--- START OF DATA TO USE ---

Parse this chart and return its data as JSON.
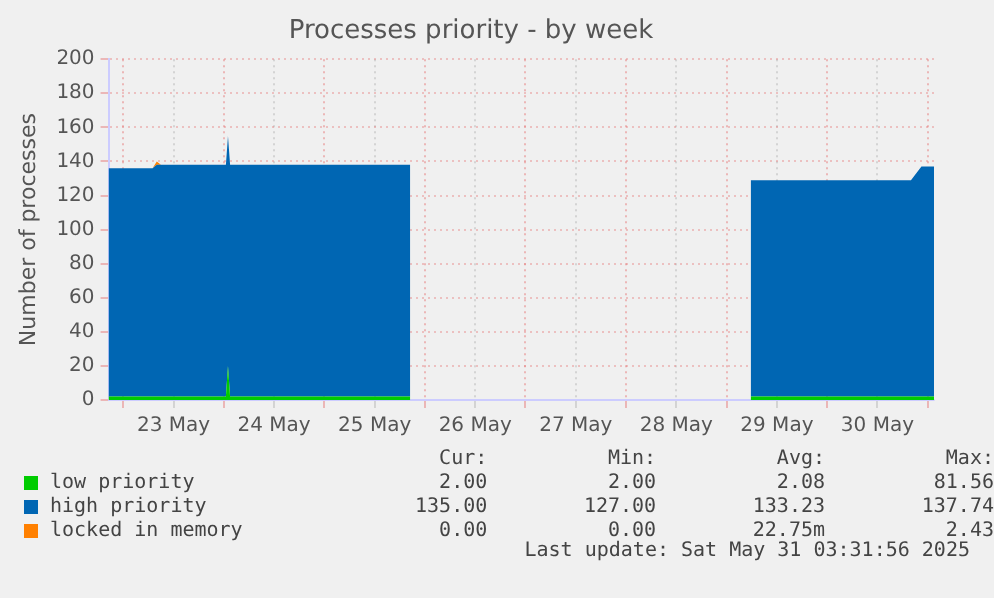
{
  "chart_data": {
    "type": "area",
    "title": "Processes priority - by week",
    "ylabel": "Number of processes",
    "x": [
      "2025-05-22T20:30",
      "2025-05-23T07:00",
      "2025-05-23T08:00",
      "2025-05-23T09:00",
      "2025-05-24T00:30",
      "2025-05-24T01:00",
      "2025-05-24T01:30",
      "2025-05-25T20:30",
      "2025-05-27T00:00",
      "2025-05-29T05:45",
      "2025-05-30T20:00",
      "2025-05-30T22:30",
      "2025-05-31T01:30"
    ],
    "series": [
      {
        "name": "low priority",
        "color": "#00cc00",
        "values": [
          2,
          2,
          2,
          2,
          2,
          20,
          2,
          2,
          null,
          2,
          2,
          2,
          2
        ]
      },
      {
        "name": "high priority",
        "color": "#0066b3",
        "values": [
          134,
          134,
          136,
          136,
          136,
          135,
          136,
          136,
          null,
          127,
          127,
          135,
          135
        ]
      },
      {
        "name": "locked in memory",
        "color": "#ff8000",
        "values": [
          0,
          0,
          2,
          0,
          0,
          0,
          0,
          0,
          null,
          null,
          null,
          null,
          null
        ]
      }
    ],
    "stacked": true,
    "xlim": [
      "2025-05-22T20:30",
      "2025-05-31T01:30"
    ],
    "xticks": [
      {
        "value": "2025-05-23T00:00",
        "label": null
      },
      {
        "value": "2025-05-23T12:00",
        "label": "23 May"
      },
      {
        "value": "2025-05-24T00:00",
        "label": null
      },
      {
        "value": "2025-05-24T12:00",
        "label": "24 May"
      },
      {
        "value": "2025-05-25T00:00",
        "label": null
      },
      {
        "value": "2025-05-25T12:00",
        "label": "25 May"
      },
      {
        "value": "2025-05-26T00:00",
        "label": null
      },
      {
        "value": "2025-05-26T12:00",
        "label": "26 May"
      },
      {
        "value": "2025-05-27T00:00",
        "label": null
      },
      {
        "value": "2025-05-27T12:00",
        "label": "27 May"
      },
      {
        "value": "2025-05-28T00:00",
        "label": null
      },
      {
        "value": "2025-05-28T12:00",
        "label": "28 May"
      },
      {
        "value": "2025-05-29T00:00",
        "label": null
      },
      {
        "value": "2025-05-29T12:00",
        "label": "29 May"
      },
      {
        "value": "2025-05-30T00:00",
        "label": null
      },
      {
        "value": "2025-05-30T12:00",
        "label": "30 May"
      },
      {
        "value": "2025-05-31T00:00",
        "label": null
      }
    ],
    "ylim": [
      0,
      200
    ],
    "yticks": [
      0,
      20,
      40,
      60,
      80,
      100,
      120,
      140,
      160,
      180,
      200
    ],
    "grid": true,
    "legend": "bottom",
    "annotations": [
      "Cur:",
      "Min:",
      "Avg:",
      "Max:",
      "2.00",
      "2.00",
      "2.08",
      "81.56",
      "135.00",
      "127.00",
      "133.23",
      "137.74",
      "0.00",
      "0.00",
      "22.75m",
      "2.43",
      "Last update: Sat May 31 03:31:56 2025"
    ]
  }
}
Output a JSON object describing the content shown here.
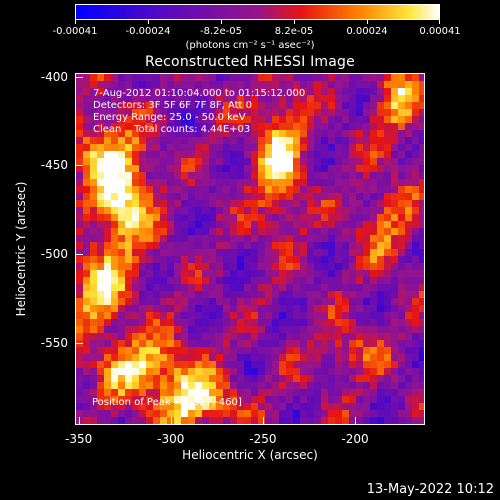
{
  "colorbar": {
    "tick_labels": [
      "-0.00041",
      "-0.00024",
      "-8.2e-05",
      "8.2e-05",
      "0.00024",
      "0.00041"
    ],
    "units": "(photons cm⁻² s⁻¹ asec⁻²)",
    "min": -0.00041,
    "max": 0.00041,
    "colormap": "rhessi-blue-red-yellow-white"
  },
  "title": "Reconstructed RHESSI Image",
  "info": {
    "time_range": "7-Aug-2012 01:10:04.000 to 01:15:12.000",
    "detectors": "Detectors: 3F 5F 6F 7F 8F, Att 0",
    "energy_range": "Energy Range: 25.0 - 50.0 keV",
    "clean_counts": "Clean    Total counts: 4.44E+03"
  },
  "peak": "Position of Peak = [-327,-460]",
  "axes": {
    "xlabel": "Heliocentric X (arcsec)",
    "ylabel": "Heliocentric Y (arcsec)",
    "xticks": [
      "-350",
      "-300",
      "-250",
      "-200"
    ],
    "yticks": [
      "-400",
      "-450",
      "-500",
      "-550"
    ],
    "xlim": [
      -352,
      -162
    ],
    "ylim": [
      -596,
      -398
    ]
  },
  "timestamp": "13-May-2022 10:12"
}
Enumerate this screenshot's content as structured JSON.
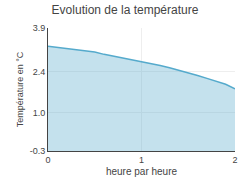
{
  "chart_data": {
    "type": "area",
    "title": "Evolution de la température",
    "xlabel": "heure par heure",
    "ylabel": "Température en °C",
    "x": [
      0,
      0.1,
      0.2,
      0.3,
      0.4,
      0.5,
      0.6,
      0.7,
      0.8,
      0.9,
      1.0,
      1.1,
      1.2,
      1.3,
      1.4,
      1.5,
      1.6,
      1.7,
      1.8,
      1.9,
      2.0
    ],
    "values": [
      3.28,
      3.24,
      3.2,
      3.16,
      3.12,
      3.08,
      3.0,
      2.94,
      2.88,
      2.82,
      2.76,
      2.7,
      2.62,
      2.54,
      2.46,
      2.38,
      2.28,
      2.18,
      2.08,
      1.98,
      1.82
    ],
    "color": "#55aacc",
    "xlim": [
      0,
      2
    ],
    "ylim": [
      -0.3,
      3.9
    ],
    "xticks": [
      0,
      1,
      2
    ],
    "yticks": [
      -0.3,
      {
        "value": 1.0,
        "label": "1.0"
      },
      2.4,
      3.9
    ],
    "grid": true
  }
}
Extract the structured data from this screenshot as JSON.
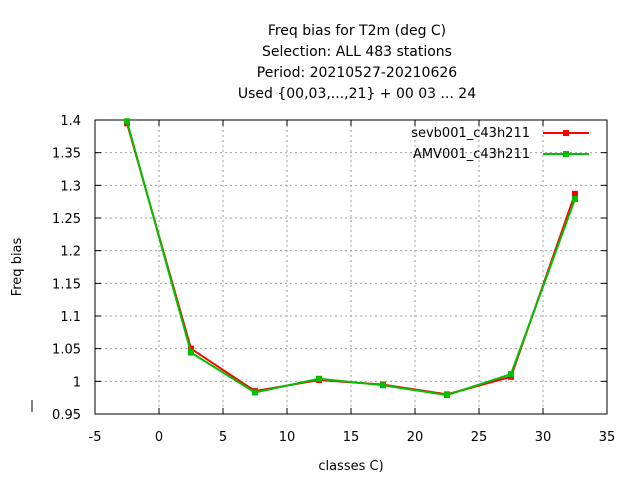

--- END OF DATA TO USE ---

> REQUIRED TASK
Give every record back exactly as it reads, with no images.

> TASK OUTPUT
Parse this chart and return its data as JSON.
{
  "chart_data": {
    "type": "area",
    "title": "Processes priority - by week",
    "ylabel": "Number of processes",
    "x": [
      "2025-05-22T20:30",
      "2025-05-23T07:00",
      "2025-05-23T08:00",
      "2025-05-23T09:00",
      "2025-05-24T00:30",
      "2025-05-24T01:00",
      "2025-05-24T01:30",
      "2025-05-25T20:30",
      "2025-05-27T00:00",
      "2025-05-29T05:45",
      "2025-05-30T20:00",
      "2025-05-30T22:30",
      "2025-05-31T01:30"
    ],
    "series": [
      {
        "name": "low priority",
        "color": "#00cc00",
        "values": [
          2,
          2,
          2,
          2,
          2,
          20,
          2,
          2,
          null,
          2,
          2,
          2,
          2
        ]
      },
      {
        "name": "high priority",
        "color": "#0066b3",
        "values": [
          134,
          134,
          136,
          136,
          136,
          135,
          136,
          136,
          null,
          127,
          127,
          135,
          135
        ]
      },
      {
        "name": "locked in memory",
        "color": "#ff8000",
        "values": [
          0,
          0,
          2,
          0,
          0,
          0,
          0,
          0,
          null,
          null,
          null,
          null,
          null
        ]
      }
    ],
    "stacked": true,
    "xlim": [
      "2025-05-22T20:30",
      "2025-05-31T01:30"
    ],
    "xticks": [
      {
        "value": "2025-05-23T00:00",
        "label": null
      },
      {
        "value": "2025-05-23T12:00",
        "label": "23 May"
      },
      {
        "value": "2025-05-24T00:00",
        "label": null
      },
      {
        "value": "2025-05-24T12:00",
        "label": "24 May"
      },
      {
        "value": "2025-05-25T00:00",
        "label": null
      },
      {
        "value": "2025-05-25T12:00",
        "label": "25 May"
      },
      {
        "value": "2025-05-26T00:00",
        "label": null
      },
      {
        "value": "2025-05-26T12:00",
        "label": "26 May"
      },
      {
        "value": "2025-05-27T00:00",
        "label": null
      },
      {
        "value": "2025-05-27T12:00",
        "label": "27 May"
      },
      {
        "value": "2025-05-28T00:00",
        "label": null
      },
      {
        "value": "2025-05-28T12:00",
        "label": "28 May"
      },
      {
        "value": "2025-05-29T00:00",
        "label": null
      },
      {
        "value": "2025-05-29T12:00",
        "label": "29 May"
      },
      {
        "value": "2025-05-30T00:00",
        "label": null
      },
      {
        "value": "2025-05-30T12:00",
        "label": "30 May"
      },
      {
        "value": "2025-05-31T00:00",
        "label": null
      }
    ],
    "ylim": [
      0,
      200
    ],
    "yticks": [
      0,
      20,
      40,
      60,
      80,
      100,
      120,
      140,
      160,
      180,
      200
    ],
    "grid": true,
    "legend": "bottom",
    "annotations": [
      "Cur:",
      "Min:",
      "Avg:",
      "Max:",
      "2.00",
      "2.00",
      "2.08",
      "81.56",
      "135.00",
      "127.00",
      "133.23",
      "137.74",
      "0.00",
      "0.00",
      "22.75m",
      "2.43",
      "Last update: Sat May 31 03:31:56 2025"
    ]
  }
}
Output a JSON object describing the content shown here.
{
  "colorbar": {
    "tick_labels": [
      "-0.00041",
      "-0.00024",
      "-8.2e-05",
      "8.2e-05",
      "0.00024",
      "0.00041"
    ],
    "units": "(photons cm⁻² s⁻¹ asec⁻²)",
    "min": -0.00041,
    "max": 0.00041,
    "colormap": "rhessi-blue-red-yellow-white"
  },
  "title": "Reconstructed RHESSI Image",
  "info": {
    "time_range": "7-Aug-2012 01:10:04.000 to 01:15:12.000",
    "detectors": "Detectors: 3F 5F 6F 7F 8F, Att 0",
    "energy_range": "Energy Range: 25.0 - 50.0 keV",
    "clean_counts": "Clean    Total counts: 4.44E+03"
  },
  "peak": "Position of Peak = [-327,-460]",
  "axes": {
    "xlabel": "Heliocentric X (arcsec)",
    "ylabel": "Heliocentric Y (arcsec)",
    "xticks": [
      "-350",
      "-300",
      "-250",
      "-200"
    ],
    "yticks": [
      "-400",
      "-450",
      "-500",
      "-550"
    ],
    "xlim": [
      -352,
      -162
    ],
    "ylim": [
      -596,
      -398
    ]
  },
  "timestamp": "13-May-2022 10:12"
}
Enumerate this screenshot's content as structured JSON.
{
  "chart_data": {
    "type": "area",
    "title": "Evolution de la température",
    "xlabel": "heure par heure",
    "ylabel": "Température en °C",
    "x": [
      0,
      0.1,
      0.2,
      0.3,
      0.4,
      0.5,
      0.6,
      0.7,
      0.8,
      0.9,
      1.0,
      1.1,
      1.2,
      1.3,
      1.4,
      1.5,
      1.6,
      1.7,
      1.8,
      1.9,
      2.0
    ],
    "values": [
      3.28,
      3.24,
      3.2,
      3.16,
      3.12,
      3.08,
      3.0,
      2.94,
      2.88,
      2.82,
      2.76,
      2.7,
      2.62,
      2.54,
      2.46,
      2.38,
      2.28,
      2.18,
      2.08,
      1.98,
      1.82
    ],
    "color": "#55aacc",
    "xlim": [
      0,
      2
    ],
    "ylim": [
      -0.3,
      3.9
    ],
    "xticks": [
      0,
      1,
      2
    ],
    "yticks": [
      -0.3,
      {
        "value": 1.0,
        "label": "1.0"
      },
      2.4,
      3.9
    ],
    "grid": true
  }
}
Extract the structured data from this screenshot as JSON.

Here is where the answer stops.